* GIVEN REQUEST
Locate and copy each line in the data that contains the word "Materiaali".

* Raw records
========================================

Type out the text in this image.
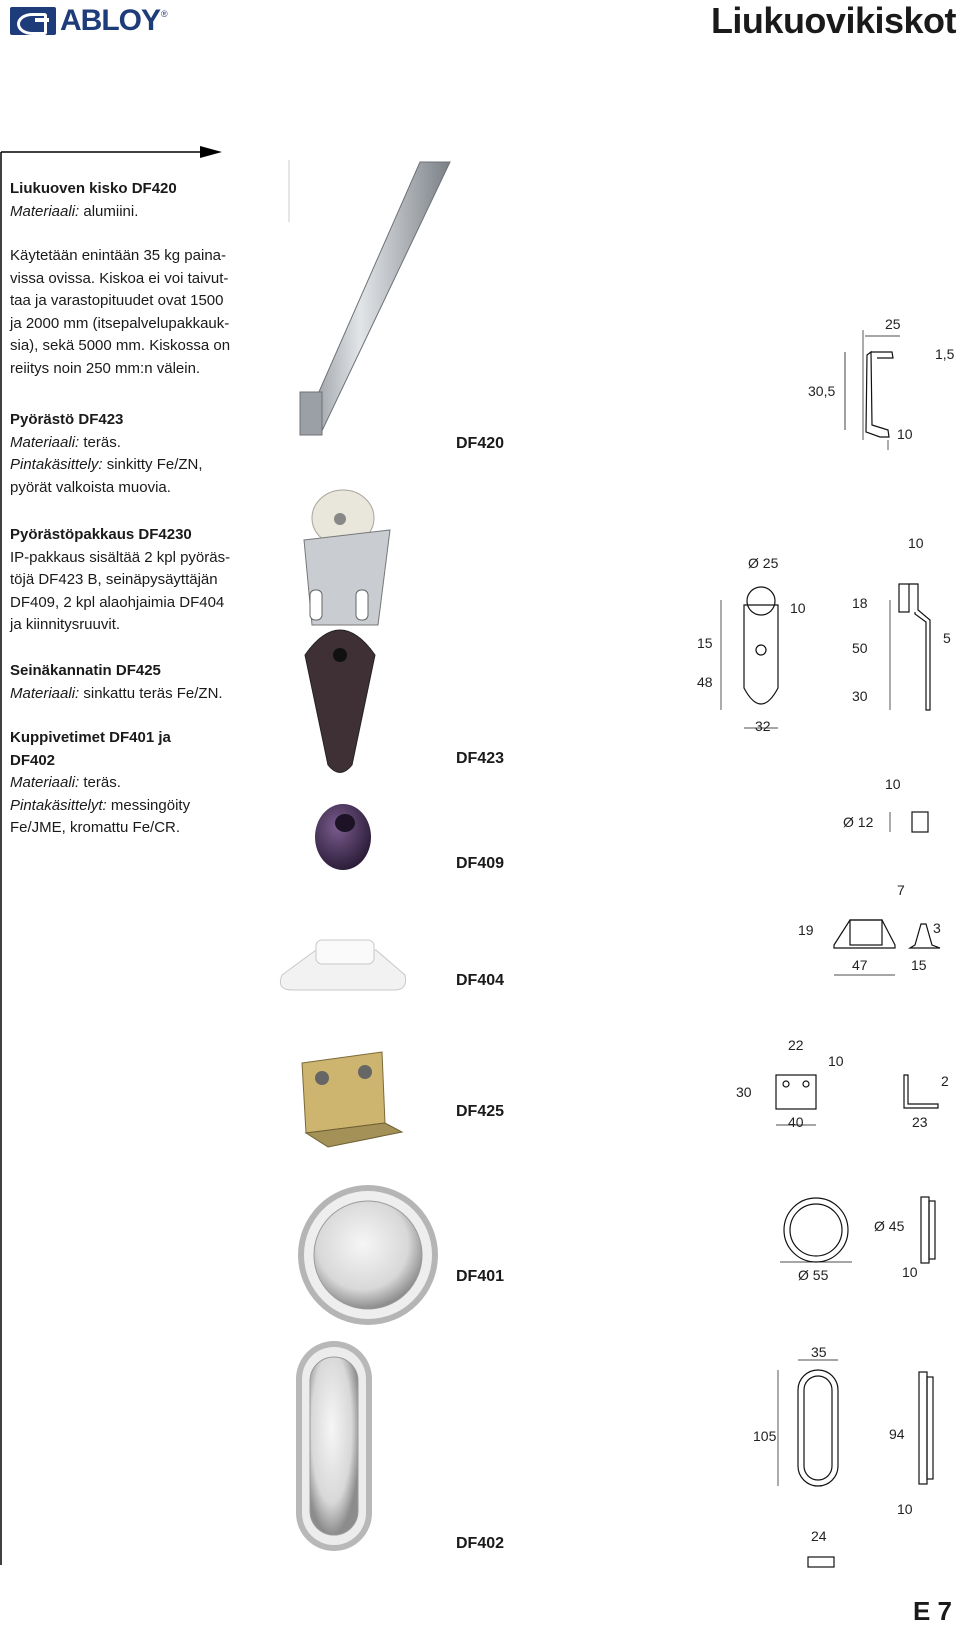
ABLOY ®	Liukuovikiskot
Liukuoven kisko DF420

Materiaali: alumiini.

Käytetään enintään 35 kg paina-

vissa ovissa. Kiskoa ei voi taivut-

taa ja varastopituudet ovat 1500

ja 2000 mm (itsepalvelupakkauk-

sia), sekä 5000 mm. Kiskossa on

reiitys noin 250 mm:n välein.

Pyörästö DF423

Materiaali: teräs.

Pintakäsittely: sinkitty Fe/ZN,

pyörät valkoista muovia.

Pyörästöpakkaus DF4230

IP-pakkaus sisältää 2 kpl pyöräs-

töjä DF423 B, seinäpysäyttäjän

DF409, 2 kpl alaohjaimia DF404

ja kiinnitysruuvit.

Seinäkannatin DF425

Materiaali: sinkattu teräs Fe/ZN.

Kuppivetimet DF401 ja
DF402

Materiaali: teräs.

Pintakäsittelyt: messingöity

Fe/JME, kromattu Fe/CR.

DF420
DF423
DF409
DF404
DF425
DF401
DF402
25
1,5
30,5
10
10
Ø 25
10	18
15	50
5
48
30
32
10
Ø 12
7
19	3
47	15
22
10
30
2
40	23
Ø 45
Ø 55	10
35
105	94
10
24
E 7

========================================

* EXERCISE OUTPUT
Materiaali: alumiini.
Materiaali: teräs.
Materiaali: sinkattu teräs Fe/ZN.
Materiaali: teräs.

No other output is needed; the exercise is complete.